### Figure record listings

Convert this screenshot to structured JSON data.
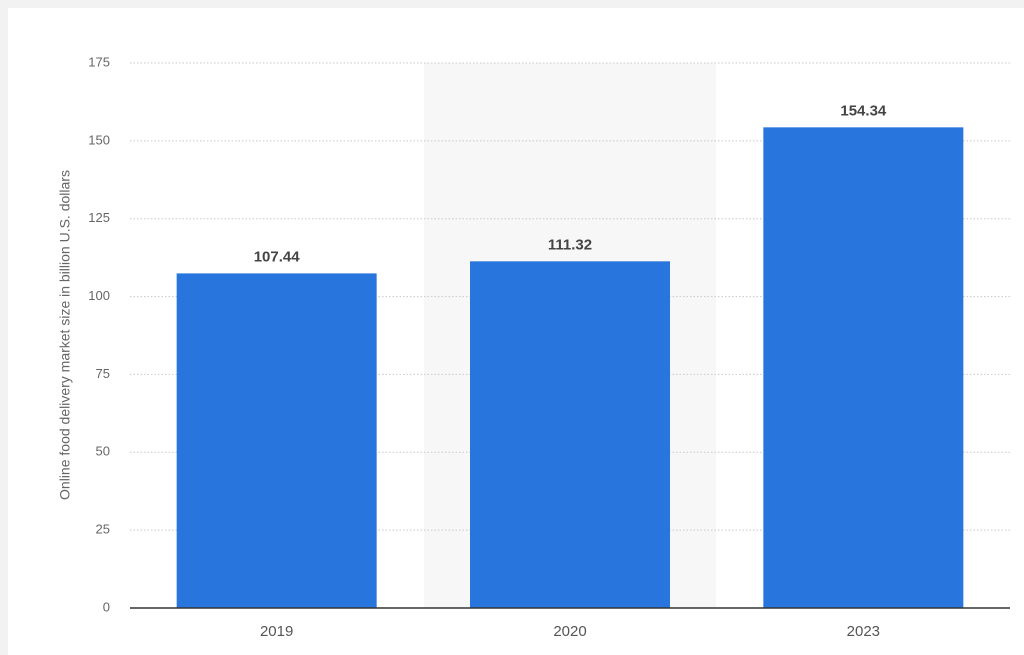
{
  "chart_data": {
    "type": "bar",
    "y_label": "Online food delivery market size in billion U.S. dollars",
    "categories": [
      "2019",
      "2020",
      "2023"
    ],
    "values": [
      107.44,
      111.32,
      154.34
    ],
    "color": "#2876dd",
    "ylim": [
      0,
      175
    ],
    "yticks": [
      0,
      25,
      50,
      75,
      100,
      125,
      150,
      175
    ],
    "grid": true
  }
}
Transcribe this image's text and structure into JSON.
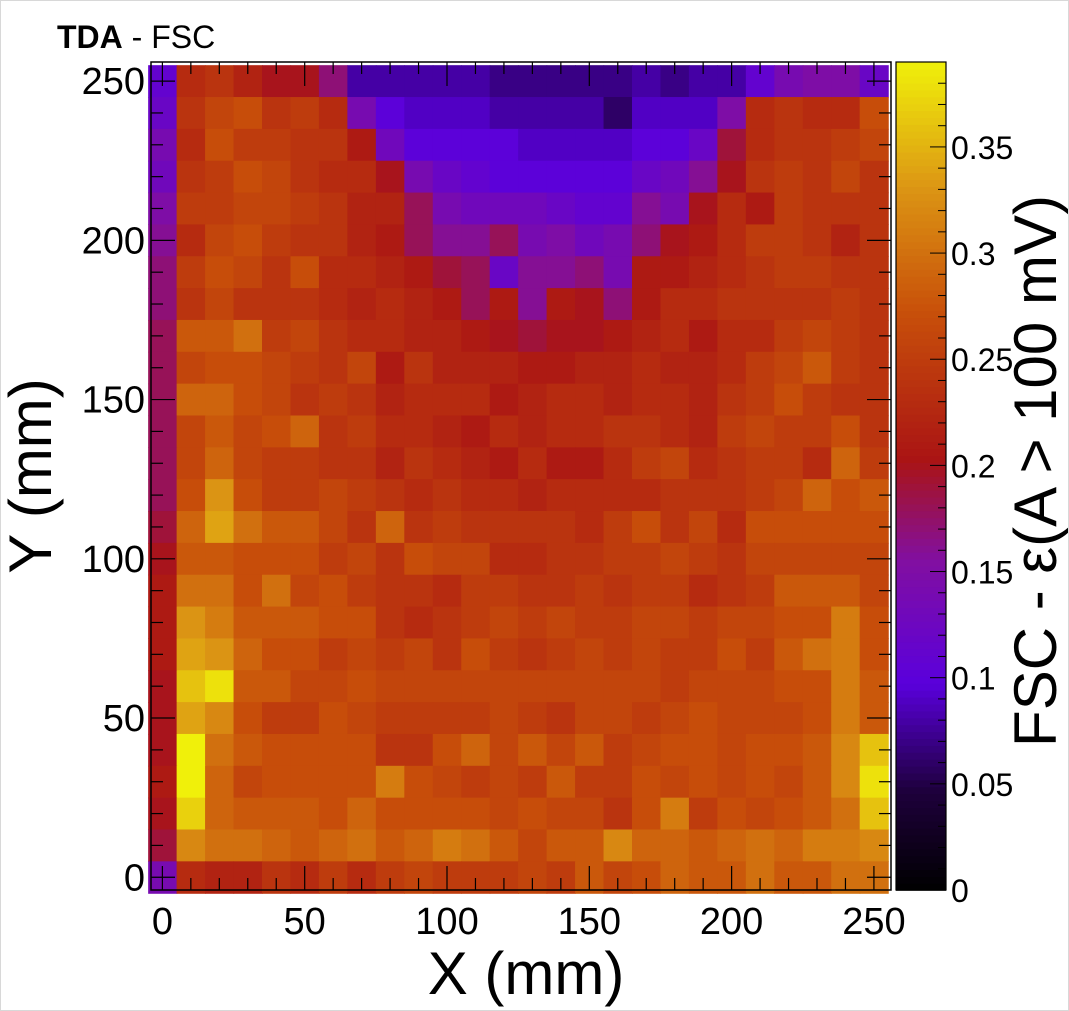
{
  "title": {
    "bold": "TDA",
    "rest": " - FSC"
  },
  "chart_data": {
    "type": "heatmap",
    "title": "TDA - FSC",
    "xlabel": "X (mm)",
    "ylabel": "Y (mm)",
    "zlabel": "FSC - ε(A > 100 mV)",
    "xlim": [
      -4,
      256
    ],
    "ylim": [
      -4,
      256
    ],
    "zlim": [
      0,
      0.39
    ],
    "x_ticks": [
      "0",
      "50",
      "100",
      "150",
      "200",
      "250"
    ],
    "y_ticks": [
      "0",
      "50",
      "100",
      "150",
      "200",
      "250"
    ],
    "z_ticks": [
      "0",
      "0.05",
      "0.1",
      "0.15",
      "0.2",
      "0.25",
      "0.3",
      "0.35"
    ],
    "colormap": "ROOT kBird-like (black-purple-red-orange-yellow)",
    "bin_width_mm": 10,
    "note": "grid of 26x26 bins, values rows listed from top (y=250) to bottom (y=0)",
    "values": [
      [
        0.11,
        0.23,
        0.24,
        0.22,
        0.2,
        0.2,
        0.17,
        0.08,
        0.08,
        0.08,
        0.08,
        0.08,
        0.07,
        0.07,
        0.07,
        0.07,
        0.07,
        0.08,
        0.07,
        0.08,
        0.08,
        0.11,
        0.14,
        0.15,
        0.15,
        0.12
      ],
      [
        0.12,
        0.24,
        0.26,
        0.27,
        0.24,
        0.25,
        0.23,
        0.14,
        0.1,
        0.09,
        0.09,
        0.09,
        0.08,
        0.08,
        0.08,
        0.08,
        0.06,
        0.09,
        0.09,
        0.09,
        0.15,
        0.23,
        0.24,
        0.23,
        0.23,
        0.27
      ],
      [
        0.14,
        0.23,
        0.27,
        0.25,
        0.25,
        0.24,
        0.24,
        0.21,
        0.13,
        0.1,
        0.1,
        0.1,
        0.1,
        0.09,
        0.09,
        0.09,
        0.09,
        0.1,
        0.1,
        0.12,
        0.19,
        0.23,
        0.24,
        0.24,
        0.25,
        0.26
      ],
      [
        0.13,
        0.24,
        0.25,
        0.27,
        0.26,
        0.24,
        0.23,
        0.23,
        0.2,
        0.14,
        0.12,
        0.11,
        0.1,
        0.1,
        0.1,
        0.1,
        0.1,
        0.12,
        0.13,
        0.16,
        0.2,
        0.24,
        0.25,
        0.24,
        0.26,
        0.24
      ],
      [
        0.15,
        0.25,
        0.25,
        0.26,
        0.26,
        0.25,
        0.24,
        0.22,
        0.22,
        0.18,
        0.14,
        0.13,
        0.13,
        0.13,
        0.12,
        0.11,
        0.11,
        0.16,
        0.14,
        0.2,
        0.23,
        0.21,
        0.25,
        0.24,
        0.24,
        0.24
      ],
      [
        0.16,
        0.23,
        0.26,
        0.27,
        0.25,
        0.24,
        0.24,
        0.22,
        0.21,
        0.18,
        0.16,
        0.16,
        0.18,
        0.14,
        0.15,
        0.13,
        0.14,
        0.17,
        0.2,
        0.21,
        0.23,
        0.25,
        0.25,
        0.24,
        0.22,
        0.24
      ],
      [
        0.17,
        0.25,
        0.27,
        0.26,
        0.24,
        0.27,
        0.23,
        0.23,
        0.22,
        0.21,
        0.19,
        0.18,
        0.12,
        0.16,
        0.16,
        0.17,
        0.14,
        0.21,
        0.21,
        0.22,
        0.23,
        0.24,
        0.25,
        0.25,
        0.24,
        0.24
      ],
      [
        0.17,
        0.24,
        0.26,
        0.24,
        0.24,
        0.24,
        0.23,
        0.22,
        0.23,
        0.22,
        0.21,
        0.18,
        0.21,
        0.16,
        0.21,
        0.2,
        0.17,
        0.21,
        0.23,
        0.23,
        0.24,
        0.24,
        0.24,
        0.24,
        0.25,
        0.24
      ],
      [
        0.18,
        0.28,
        0.28,
        0.3,
        0.25,
        0.26,
        0.24,
        0.23,
        0.23,
        0.22,
        0.22,
        0.21,
        0.2,
        0.19,
        0.2,
        0.2,
        0.21,
        0.22,
        0.23,
        0.21,
        0.23,
        0.23,
        0.25,
        0.26,
        0.25,
        0.24
      ],
      [
        0.18,
        0.26,
        0.27,
        0.27,
        0.26,
        0.25,
        0.24,
        0.26,
        0.21,
        0.24,
        0.22,
        0.22,
        0.22,
        0.21,
        0.21,
        0.22,
        0.22,
        0.23,
        0.22,
        0.22,
        0.23,
        0.25,
        0.26,
        0.28,
        0.25,
        0.24
      ],
      [
        0.18,
        0.29,
        0.29,
        0.27,
        0.26,
        0.24,
        0.25,
        0.24,
        0.22,
        0.23,
        0.23,
        0.23,
        0.21,
        0.22,
        0.23,
        0.23,
        0.22,
        0.23,
        0.23,
        0.22,
        0.24,
        0.25,
        0.27,
        0.25,
        0.24,
        0.24
      ],
      [
        0.18,
        0.26,
        0.28,
        0.26,
        0.27,
        0.29,
        0.24,
        0.25,
        0.23,
        0.23,
        0.22,
        0.21,
        0.23,
        0.22,
        0.23,
        0.23,
        0.24,
        0.24,
        0.23,
        0.22,
        0.25,
        0.26,
        0.25,
        0.25,
        0.27,
        0.24
      ],
      [
        0.18,
        0.26,
        0.29,
        0.26,
        0.25,
        0.25,
        0.24,
        0.24,
        0.22,
        0.24,
        0.23,
        0.22,
        0.21,
        0.23,
        0.21,
        0.21,
        0.23,
        0.25,
        0.26,
        0.23,
        0.24,
        0.25,
        0.25,
        0.23,
        0.29,
        0.25
      ],
      [
        0.18,
        0.27,
        0.33,
        0.27,
        0.25,
        0.25,
        0.26,
        0.25,
        0.24,
        0.23,
        0.24,
        0.23,
        0.23,
        0.22,
        0.23,
        0.23,
        0.23,
        0.23,
        0.24,
        0.24,
        0.24,
        0.25,
        0.26,
        0.29,
        0.27,
        0.28
      ],
      [
        0.19,
        0.29,
        0.34,
        0.3,
        0.28,
        0.28,
        0.26,
        0.24,
        0.29,
        0.24,
        0.25,
        0.24,
        0.24,
        0.24,
        0.24,
        0.23,
        0.25,
        0.27,
        0.24,
        0.26,
        0.23,
        0.27,
        0.27,
        0.27,
        0.27,
        0.27
      ],
      [
        0.2,
        0.28,
        0.28,
        0.27,
        0.27,
        0.27,
        0.25,
        0.26,
        0.24,
        0.27,
        0.26,
        0.26,
        0.23,
        0.23,
        0.24,
        0.24,
        0.25,
        0.25,
        0.26,
        0.25,
        0.24,
        0.26,
        0.26,
        0.26,
        0.26,
        0.26
      ],
      [
        0.21,
        0.3,
        0.3,
        0.27,
        0.3,
        0.26,
        0.27,
        0.25,
        0.24,
        0.24,
        0.23,
        0.25,
        0.25,
        0.24,
        0.24,
        0.25,
        0.24,
        0.25,
        0.25,
        0.23,
        0.24,
        0.25,
        0.28,
        0.28,
        0.28,
        0.26
      ],
      [
        0.21,
        0.33,
        0.31,
        0.28,
        0.28,
        0.28,
        0.27,
        0.27,
        0.24,
        0.23,
        0.24,
        0.25,
        0.26,
        0.25,
        0.26,
        0.25,
        0.25,
        0.26,
        0.26,
        0.25,
        0.26,
        0.26,
        0.27,
        0.27,
        0.31,
        0.27
      ],
      [
        0.21,
        0.34,
        0.33,
        0.29,
        0.27,
        0.27,
        0.25,
        0.26,
        0.25,
        0.26,
        0.24,
        0.27,
        0.25,
        0.24,
        0.25,
        0.26,
        0.25,
        0.26,
        0.25,
        0.25,
        0.27,
        0.25,
        0.28,
        0.3,
        0.31,
        0.27
      ],
      [
        0.2,
        0.36,
        0.38,
        0.28,
        0.28,
        0.26,
        0.26,
        0.27,
        0.26,
        0.26,
        0.26,
        0.26,
        0.26,
        0.26,
        0.26,
        0.26,
        0.26,
        0.26,
        0.25,
        0.26,
        0.26,
        0.26,
        0.27,
        0.27,
        0.31,
        0.28
      ],
      [
        0.2,
        0.34,
        0.32,
        0.27,
        0.25,
        0.25,
        0.27,
        0.26,
        0.25,
        0.25,
        0.25,
        0.25,
        0.26,
        0.25,
        0.24,
        0.26,
        0.26,
        0.25,
        0.26,
        0.27,
        0.26,
        0.26,
        0.26,
        0.27,
        0.31,
        0.28
      ],
      [
        0.2,
        0.39,
        0.3,
        0.28,
        0.27,
        0.27,
        0.27,
        0.27,
        0.24,
        0.24,
        0.27,
        0.29,
        0.26,
        0.28,
        0.26,
        0.28,
        0.25,
        0.26,
        0.27,
        0.27,
        0.26,
        0.27,
        0.27,
        0.28,
        0.32,
        0.36
      ],
      [
        0.21,
        0.39,
        0.29,
        0.26,
        0.27,
        0.27,
        0.27,
        0.27,
        0.31,
        0.27,
        0.26,
        0.25,
        0.26,
        0.25,
        0.28,
        0.25,
        0.25,
        0.27,
        0.26,
        0.27,
        0.26,
        0.27,
        0.26,
        0.28,
        0.32,
        0.38
      ],
      [
        0.2,
        0.37,
        0.29,
        0.28,
        0.28,
        0.28,
        0.27,
        0.29,
        0.27,
        0.27,
        0.27,
        0.27,
        0.26,
        0.27,
        0.26,
        0.26,
        0.24,
        0.27,
        0.31,
        0.25,
        0.27,
        0.26,
        0.27,
        0.28,
        0.3,
        0.36
      ],
      [
        0.19,
        0.32,
        0.3,
        0.3,
        0.29,
        0.28,
        0.29,
        0.3,
        0.28,
        0.29,
        0.31,
        0.3,
        0.28,
        0.26,
        0.28,
        0.28,
        0.32,
        0.29,
        0.29,
        0.28,
        0.29,
        0.3,
        0.29,
        0.31,
        0.31,
        0.32
      ],
      [
        0.14,
        0.23,
        0.22,
        0.22,
        0.24,
        0.23,
        0.25,
        0.23,
        0.25,
        0.26,
        0.25,
        0.25,
        0.25,
        0.26,
        0.25,
        0.28,
        0.26,
        0.27,
        0.29,
        0.28,
        0.28,
        0.3,
        0.28,
        0.28,
        0.3,
        0.3
      ]
    ]
  }
}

### Request
Look through the material above. Copy each line where the word "JSON" appears.

### Expected answer
Convert this screenshot to structured JSON data.
Transcribe this image's text and structure into JSON.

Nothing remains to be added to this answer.